### Your instructions
Reproduce the listing that follows with no differences at all.

### Records for the exercise
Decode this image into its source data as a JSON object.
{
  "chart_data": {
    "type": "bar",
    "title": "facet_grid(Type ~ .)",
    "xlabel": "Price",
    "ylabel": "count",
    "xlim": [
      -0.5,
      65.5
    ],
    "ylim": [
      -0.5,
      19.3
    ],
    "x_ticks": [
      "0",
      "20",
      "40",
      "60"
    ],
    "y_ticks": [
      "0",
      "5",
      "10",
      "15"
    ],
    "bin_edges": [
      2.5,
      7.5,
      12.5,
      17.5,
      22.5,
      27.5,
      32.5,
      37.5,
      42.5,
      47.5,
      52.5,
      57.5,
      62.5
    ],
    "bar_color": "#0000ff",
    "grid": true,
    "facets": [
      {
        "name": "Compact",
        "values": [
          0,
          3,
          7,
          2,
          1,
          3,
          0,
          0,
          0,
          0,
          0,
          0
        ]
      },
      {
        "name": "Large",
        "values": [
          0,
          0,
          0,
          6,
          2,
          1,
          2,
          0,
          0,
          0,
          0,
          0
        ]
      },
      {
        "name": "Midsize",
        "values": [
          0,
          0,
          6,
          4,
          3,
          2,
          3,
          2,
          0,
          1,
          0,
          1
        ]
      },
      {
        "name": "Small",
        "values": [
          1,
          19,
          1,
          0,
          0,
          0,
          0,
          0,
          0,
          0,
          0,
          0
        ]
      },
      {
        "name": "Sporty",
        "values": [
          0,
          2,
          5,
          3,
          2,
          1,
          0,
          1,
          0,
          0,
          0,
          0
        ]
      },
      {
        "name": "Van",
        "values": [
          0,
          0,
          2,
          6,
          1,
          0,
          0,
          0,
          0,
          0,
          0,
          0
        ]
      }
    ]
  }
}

### Answer below
Decode this image into its source data as a JSON object.
{
  "chart_data": {
    "type": "bar",
    "title": "facet_grid(Type ~ .)",
    "xlabel": "Price",
    "ylabel": "count",
    "xlim": [
      -0.5,
      65.5
    ],
    "ylim": [
      -0.5,
      19.3
    ],
    "x_ticks": [
      "0",
      "20",
      "40",
      "60"
    ],
    "y_ticks": [
      "0",
      "5",
      "10",
      "15"
    ],
    "bin_edges": [
      2.5,
      7.5,
      12.5,
      17.5,
      22.5,
      27.5,
      32.5,
      37.5,
      42.5,
      47.5,
      52.5,
      57.5,
      62.5
    ],
    "bar_color": "#0000ff",
    "grid": true,
    "facets": [
      {
        "name": "Compact",
        "values": [
          0,
          3,
          7,
          2,
          1,
          3,
          0,
          0,
          0,
          0,
          0,
          0
        ]
      },
      {
        "name": "Large",
        "values": [
          0,
          0,
          0,
          6,
          2,
          1,
          2,
          0,
          0,
          0,
          0,
          0
        ]
      },
      {
        "name": "Midsize",
        "values": [
          0,
          0,
          6,
          4,
          3,
          2,
          3,
          2,
          0,
          1,
          0,
          1
        ]
      },
      {
        "name": "Small",
        "values": [
          1,
          19,
          1,
          0,
          0,
          0,
          0,
          0,
          0,
          0,
          0,
          0
        ]
      },
      {
        "name": "Sporty",
        "values": [
          0,
          2,
          5,
          3,
          2,
          1,
          0,
          1,
          0,
          0,
          0,
          0
        ]
      },
      {
        "name": "Van",
        "values": [
          0,
          0,
          2,
          6,
          1,
          0,
          0,
          0,
          0,
          0,
          0,
          0
        ]
      }
    ]
  }
}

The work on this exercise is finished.